SET EXERCISE
Every line that holds the string "label" is to be identified and copied.
───── EXERCISE MATERIALS ─────
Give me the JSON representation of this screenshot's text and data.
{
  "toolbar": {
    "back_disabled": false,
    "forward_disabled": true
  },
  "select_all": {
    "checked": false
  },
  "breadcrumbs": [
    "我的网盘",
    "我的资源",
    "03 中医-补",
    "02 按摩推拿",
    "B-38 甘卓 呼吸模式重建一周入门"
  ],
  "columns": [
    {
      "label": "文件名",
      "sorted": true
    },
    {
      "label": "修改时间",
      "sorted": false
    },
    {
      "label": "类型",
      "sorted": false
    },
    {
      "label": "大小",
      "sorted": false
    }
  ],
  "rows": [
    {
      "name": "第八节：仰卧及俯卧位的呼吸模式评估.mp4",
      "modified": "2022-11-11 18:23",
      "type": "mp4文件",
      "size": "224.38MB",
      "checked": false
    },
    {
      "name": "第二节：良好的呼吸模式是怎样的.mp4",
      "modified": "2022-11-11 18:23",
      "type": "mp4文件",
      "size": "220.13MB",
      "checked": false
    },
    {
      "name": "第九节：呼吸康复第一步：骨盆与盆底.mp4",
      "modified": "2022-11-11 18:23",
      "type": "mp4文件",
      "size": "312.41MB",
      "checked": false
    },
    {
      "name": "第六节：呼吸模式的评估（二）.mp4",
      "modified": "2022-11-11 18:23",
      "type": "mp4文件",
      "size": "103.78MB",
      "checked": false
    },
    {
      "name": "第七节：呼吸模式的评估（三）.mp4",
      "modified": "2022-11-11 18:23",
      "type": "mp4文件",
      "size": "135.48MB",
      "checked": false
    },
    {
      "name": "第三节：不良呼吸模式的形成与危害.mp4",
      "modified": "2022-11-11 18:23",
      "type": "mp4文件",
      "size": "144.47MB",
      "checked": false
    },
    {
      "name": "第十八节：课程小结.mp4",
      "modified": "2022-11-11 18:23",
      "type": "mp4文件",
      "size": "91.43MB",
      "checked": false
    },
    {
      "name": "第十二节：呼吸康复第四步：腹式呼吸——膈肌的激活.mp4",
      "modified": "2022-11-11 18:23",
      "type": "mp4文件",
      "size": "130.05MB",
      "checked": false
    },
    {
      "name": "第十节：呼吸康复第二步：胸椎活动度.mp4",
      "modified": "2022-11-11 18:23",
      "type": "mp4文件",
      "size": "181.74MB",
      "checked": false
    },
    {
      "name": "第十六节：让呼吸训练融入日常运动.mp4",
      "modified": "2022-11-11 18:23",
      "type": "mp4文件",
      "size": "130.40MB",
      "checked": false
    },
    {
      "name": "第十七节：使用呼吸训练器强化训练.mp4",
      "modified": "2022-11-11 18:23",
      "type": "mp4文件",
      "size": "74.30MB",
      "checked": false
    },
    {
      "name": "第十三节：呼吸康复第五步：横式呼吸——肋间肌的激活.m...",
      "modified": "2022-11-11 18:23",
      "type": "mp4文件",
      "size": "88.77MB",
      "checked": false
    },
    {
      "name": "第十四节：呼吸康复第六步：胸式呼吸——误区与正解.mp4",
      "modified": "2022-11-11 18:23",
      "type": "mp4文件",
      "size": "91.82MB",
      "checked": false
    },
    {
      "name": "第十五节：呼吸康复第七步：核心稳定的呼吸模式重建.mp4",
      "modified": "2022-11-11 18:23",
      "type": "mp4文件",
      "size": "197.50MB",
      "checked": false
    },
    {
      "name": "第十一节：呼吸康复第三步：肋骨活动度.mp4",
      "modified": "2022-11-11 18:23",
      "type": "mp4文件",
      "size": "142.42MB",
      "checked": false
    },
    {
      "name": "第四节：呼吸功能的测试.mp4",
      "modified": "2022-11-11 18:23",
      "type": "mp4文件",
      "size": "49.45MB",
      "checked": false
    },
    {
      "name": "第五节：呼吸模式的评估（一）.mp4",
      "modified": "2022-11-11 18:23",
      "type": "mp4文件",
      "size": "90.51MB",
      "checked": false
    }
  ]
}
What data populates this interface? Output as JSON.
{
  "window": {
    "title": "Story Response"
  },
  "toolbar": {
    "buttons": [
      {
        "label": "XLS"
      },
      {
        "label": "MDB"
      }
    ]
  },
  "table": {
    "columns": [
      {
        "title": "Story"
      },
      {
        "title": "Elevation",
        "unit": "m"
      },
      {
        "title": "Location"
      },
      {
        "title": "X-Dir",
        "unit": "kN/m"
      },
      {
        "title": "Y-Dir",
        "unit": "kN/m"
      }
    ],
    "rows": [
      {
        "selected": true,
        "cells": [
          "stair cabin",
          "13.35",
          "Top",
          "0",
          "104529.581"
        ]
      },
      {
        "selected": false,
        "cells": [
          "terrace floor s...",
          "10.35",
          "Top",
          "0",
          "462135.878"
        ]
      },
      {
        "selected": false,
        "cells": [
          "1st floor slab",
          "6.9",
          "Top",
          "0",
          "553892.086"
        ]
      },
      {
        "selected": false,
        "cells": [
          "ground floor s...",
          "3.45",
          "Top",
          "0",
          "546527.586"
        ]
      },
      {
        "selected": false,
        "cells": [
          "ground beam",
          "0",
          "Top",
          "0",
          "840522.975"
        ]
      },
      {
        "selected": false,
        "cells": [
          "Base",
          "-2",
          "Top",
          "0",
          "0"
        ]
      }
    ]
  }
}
─────
RIGHT ANSWER
      "label": "文件名",
      "label": "修改时间",
      "label": "类型",
      "label": "大小",
        "label": "XLS"
        "label": "MDB"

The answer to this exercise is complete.